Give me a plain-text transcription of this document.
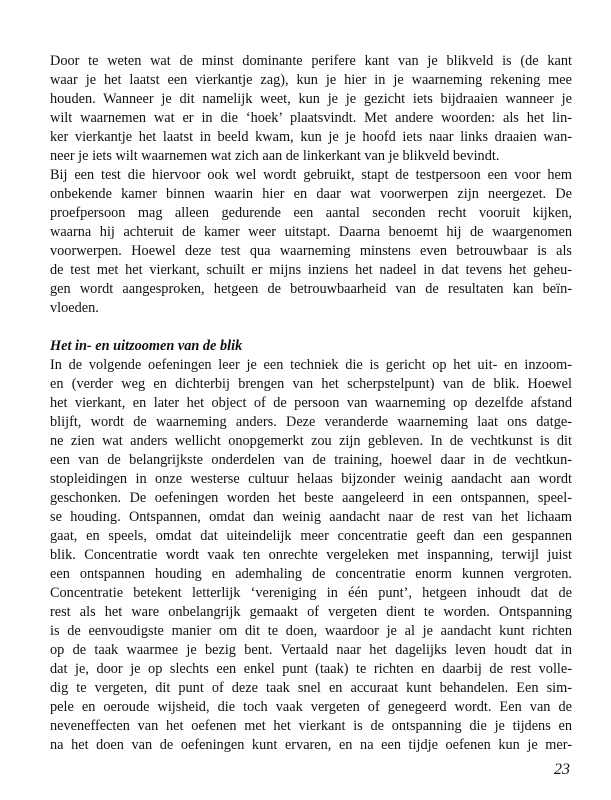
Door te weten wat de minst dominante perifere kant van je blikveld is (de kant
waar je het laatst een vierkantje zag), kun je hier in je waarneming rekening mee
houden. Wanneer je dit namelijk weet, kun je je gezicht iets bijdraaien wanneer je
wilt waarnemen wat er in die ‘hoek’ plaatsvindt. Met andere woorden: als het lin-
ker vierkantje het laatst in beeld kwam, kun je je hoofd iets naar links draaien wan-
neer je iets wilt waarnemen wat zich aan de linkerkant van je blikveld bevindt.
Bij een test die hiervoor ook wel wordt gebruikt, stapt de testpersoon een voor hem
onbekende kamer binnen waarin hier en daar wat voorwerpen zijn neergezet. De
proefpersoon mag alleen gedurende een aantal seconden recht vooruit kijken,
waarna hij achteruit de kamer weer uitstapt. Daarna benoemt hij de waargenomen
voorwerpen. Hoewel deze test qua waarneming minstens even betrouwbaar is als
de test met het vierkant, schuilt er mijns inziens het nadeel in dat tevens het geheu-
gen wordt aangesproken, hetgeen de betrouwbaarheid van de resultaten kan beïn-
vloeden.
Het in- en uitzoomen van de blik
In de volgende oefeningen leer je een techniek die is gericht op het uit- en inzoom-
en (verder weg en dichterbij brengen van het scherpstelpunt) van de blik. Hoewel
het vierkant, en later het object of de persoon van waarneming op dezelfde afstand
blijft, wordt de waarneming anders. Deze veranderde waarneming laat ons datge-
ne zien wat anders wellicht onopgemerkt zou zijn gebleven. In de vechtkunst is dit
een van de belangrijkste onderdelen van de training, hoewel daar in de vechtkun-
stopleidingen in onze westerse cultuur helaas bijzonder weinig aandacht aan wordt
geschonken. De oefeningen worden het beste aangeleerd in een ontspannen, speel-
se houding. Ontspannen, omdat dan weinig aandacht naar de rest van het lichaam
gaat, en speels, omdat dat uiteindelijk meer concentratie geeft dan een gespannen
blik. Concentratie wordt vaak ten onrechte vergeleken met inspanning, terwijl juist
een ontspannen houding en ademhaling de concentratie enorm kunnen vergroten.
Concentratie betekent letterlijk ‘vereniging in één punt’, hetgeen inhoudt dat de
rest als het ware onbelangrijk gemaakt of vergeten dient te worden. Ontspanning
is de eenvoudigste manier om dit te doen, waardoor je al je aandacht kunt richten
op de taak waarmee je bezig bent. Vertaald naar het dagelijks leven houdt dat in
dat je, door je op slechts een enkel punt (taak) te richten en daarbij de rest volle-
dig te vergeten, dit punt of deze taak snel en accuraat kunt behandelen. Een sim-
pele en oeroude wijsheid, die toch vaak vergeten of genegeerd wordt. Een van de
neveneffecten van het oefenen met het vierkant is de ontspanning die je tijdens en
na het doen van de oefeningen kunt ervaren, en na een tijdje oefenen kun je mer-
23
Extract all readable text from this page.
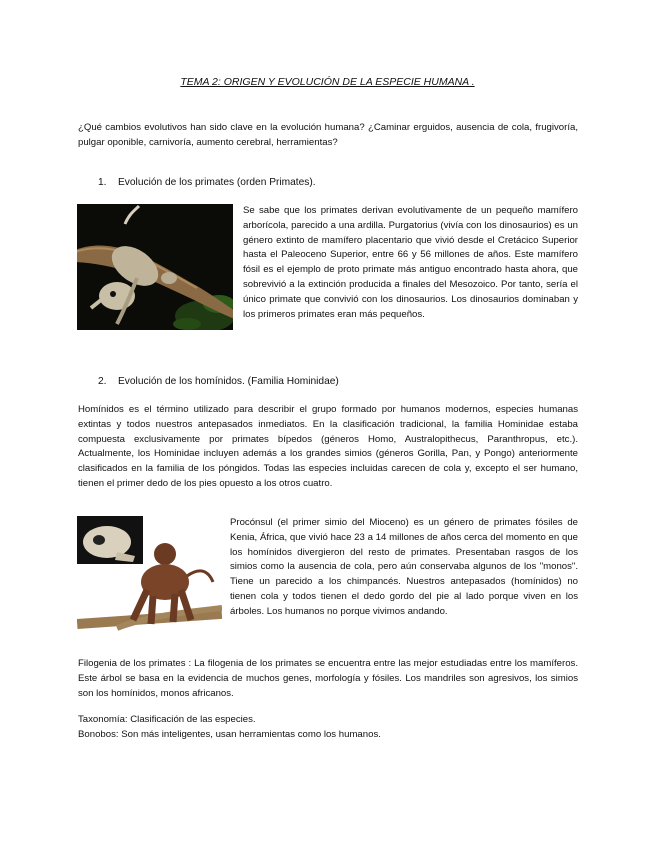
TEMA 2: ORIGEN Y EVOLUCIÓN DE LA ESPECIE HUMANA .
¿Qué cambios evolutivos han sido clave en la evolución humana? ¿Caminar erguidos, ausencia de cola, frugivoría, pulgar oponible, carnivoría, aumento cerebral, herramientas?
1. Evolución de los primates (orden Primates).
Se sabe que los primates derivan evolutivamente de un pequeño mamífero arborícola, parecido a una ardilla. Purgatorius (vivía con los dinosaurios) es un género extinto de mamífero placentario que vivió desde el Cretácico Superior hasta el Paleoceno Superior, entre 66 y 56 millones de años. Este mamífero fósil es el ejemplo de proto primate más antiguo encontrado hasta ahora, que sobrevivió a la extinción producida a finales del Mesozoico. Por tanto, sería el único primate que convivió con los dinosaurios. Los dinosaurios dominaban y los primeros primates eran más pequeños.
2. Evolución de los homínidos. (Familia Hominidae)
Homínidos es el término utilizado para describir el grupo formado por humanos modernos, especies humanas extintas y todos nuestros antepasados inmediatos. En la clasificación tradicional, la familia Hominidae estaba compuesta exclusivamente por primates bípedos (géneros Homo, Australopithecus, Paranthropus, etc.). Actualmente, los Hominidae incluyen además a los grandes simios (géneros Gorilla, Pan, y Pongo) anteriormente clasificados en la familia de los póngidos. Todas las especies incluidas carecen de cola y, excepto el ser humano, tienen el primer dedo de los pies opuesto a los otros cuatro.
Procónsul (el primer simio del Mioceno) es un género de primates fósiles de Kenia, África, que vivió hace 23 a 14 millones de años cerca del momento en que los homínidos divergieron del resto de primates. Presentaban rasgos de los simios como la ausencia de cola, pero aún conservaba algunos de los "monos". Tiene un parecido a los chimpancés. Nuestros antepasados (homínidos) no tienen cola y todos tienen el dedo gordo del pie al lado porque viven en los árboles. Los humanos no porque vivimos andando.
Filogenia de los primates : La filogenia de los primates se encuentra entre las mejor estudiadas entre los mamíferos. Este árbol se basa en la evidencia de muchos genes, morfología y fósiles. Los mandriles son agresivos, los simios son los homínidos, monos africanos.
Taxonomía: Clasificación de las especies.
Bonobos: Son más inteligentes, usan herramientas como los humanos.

---+---

Could every entry above be printed again exactly, images excluded?

SOLVED EXERCISE:
Give me a plain-text transcription of this document.
Door te weten wat de minst dominante perifere kant van je blikveld is (de kant
waar je het laatst een vierkantje zag), kun je hier in je waarneming rekening mee
houden. Wanneer je dit namelijk weet, kun je je gezicht iets bijdraaien wanneer je
wilt waarnemen wat er in die ‘hoek’ plaatsvindt. Met andere woorden: als het lin-
ker vierkantje het laatst in beeld kwam, kun je je hoofd iets naar links draaien wan-
neer je iets wilt waarnemen wat zich aan de linkerkant van je blikveld bevindt.
Bij een test die hiervoor ook wel wordt gebruikt, stapt de testpersoon een voor hem
onbekende kamer binnen waarin hier en daar wat voorwerpen zijn neergezet. De
proefpersoon mag alleen gedurende een aantal seconden recht vooruit kijken,
waarna hij achteruit de kamer weer uitstapt. Daarna benoemt hij de waargenomen
voorwerpen. Hoewel deze test qua waarneming minstens even betrouwbaar is als
de test met het vierkant, schuilt er mijns inziens het nadeel in dat tevens het geheu-
gen wordt aangesproken, hetgeen de betrouwbaarheid van de resultaten kan beïn-
vloeden.
Het in- en uitzoomen van de blik
In de volgende oefeningen leer je een techniek die is gericht op het uit- en inzoom-
en (verder weg en dichterbij brengen van het scherpstelpunt) van de blik. Hoewel
het vierkant, en later het object of de persoon van waarneming op dezelfde afstand
blijft, wordt de waarneming anders. Deze veranderde waarneming laat ons datge-
ne zien wat anders wellicht onopgemerkt zou zijn gebleven. In de vechtkunst is dit
een van de belangrijkste onderdelen van de training, hoewel daar in de vechtkun-
stopleidingen in onze westerse cultuur helaas bijzonder weinig aandacht aan wordt
geschonken. De oefeningen worden het beste aangeleerd in een ontspannen, speel-
se houding. Ontspannen, omdat dan weinig aandacht naar de rest van het lichaam
gaat, en speels, omdat dat uiteindelijk meer concentratie geeft dan een gespannen
blik. Concentratie wordt vaak ten onrechte vergeleken met inspanning, terwijl juist
een ontspannen houding en ademhaling de concentratie enorm kunnen vergroten.
Concentratie betekent letterlijk ‘vereniging in één punt’, hetgeen inhoudt dat de
rest als het ware onbelangrijk gemaakt of vergeten dient te worden. Ontspanning
is de eenvoudigste manier om dit te doen, waardoor je al je aandacht kunt richten
op de taak waarmee je bezig bent. Vertaald naar het dagelijks leven houdt dat in
dat je, door je op slechts een enkel punt (taak) te richten en daarbij de rest volle-
dig te vergeten, dit punt of deze taak snel en accuraat kunt behandelen. Een sim-
pele en oeroude wijsheid, die toch vaak vergeten of genegeerd wordt. Een van de
neveneffecten van het oefenen met het vierkant is de ontspanning die je tijdens en
na het doen van de oefeningen kunt ervaren, en na een tijdje oefenen kun je mer-
23
Extract all readable text from this page.
TEMA 2: ORIGEN Y EVOLUCIÓN DE LA ESPECIE HUMANA .
¿Qué cambios evolutivos han sido clave en la evolución humana? ¿Caminar erguidos, ausencia de cola, frugivoría, pulgar oponible, carnivoría, aumento cerebral, herramientas?
1. Evolución de los primates (orden Primates).
Se sabe que los primates derivan evolutivamente de un pequeño mamífero arborícola, parecido a una ardilla. Purgatorius (vivía con los dinosaurios) es un género extinto de mamífero placentario que vivió desde el Cretácico Superior hasta el Paleoceno Superior, entre 66 y 56 millones de años. Este mamífero fósil es el ejemplo de proto primate más antiguo encontrado hasta ahora, que sobrevivió a la extinción producida a finales del Mesozoico. Por tanto, sería el único primate que convivió con los dinosaurios. Los dinosaurios dominaban y los primeros primates eran más pequeños.
2. Evolución de los homínidos. (Familia Hominidae)
Homínidos es el término utilizado para describir el grupo formado por humanos modernos, especies humanas extintas y todos nuestros antepasados inmediatos. En la clasificación tradicional, la familia Hominidae estaba compuesta exclusivamente por primates bípedos (géneros Homo, Australopithecus, Paranthropus, etc.). Actualmente, los Hominidae incluyen además a los grandes simios (géneros Gorilla, Pan, y Pongo) anteriormente clasificados en la familia de los póngidos. Todas las especies incluidas carecen de cola y, excepto el ser humano, tienen el primer dedo de los pies opuesto a los otros cuatro.
Procónsul (el primer simio del Mioceno) es un género de primates fósiles de Kenia, África, que vivió hace 23 a 14 millones de años cerca del momento en que los homínidos divergieron del resto de primates. Presentaban rasgos de los simios como la ausencia de cola, pero aún conservaba algunos de los "monos". Tiene un parecido a los chimpancés. Nuestros antepasados (homínidos) no tienen cola y todos tienen el dedo gordo del pie al lado porque viven en los árboles. Los humanos no porque vivimos andando.
Filogenia de los primates : La filogenia de los primates se encuentra entre las mejor estudiadas entre los mamíferos. Este árbol se basa en la evidencia de muchos genes, morfología y fósiles. Los mandriles son agresivos, los simios son los homínidos, monos africanos.
Taxonomía: Clasificación de las especies.
Bonobos: Son más inteligentes, usan herramientas como los humanos.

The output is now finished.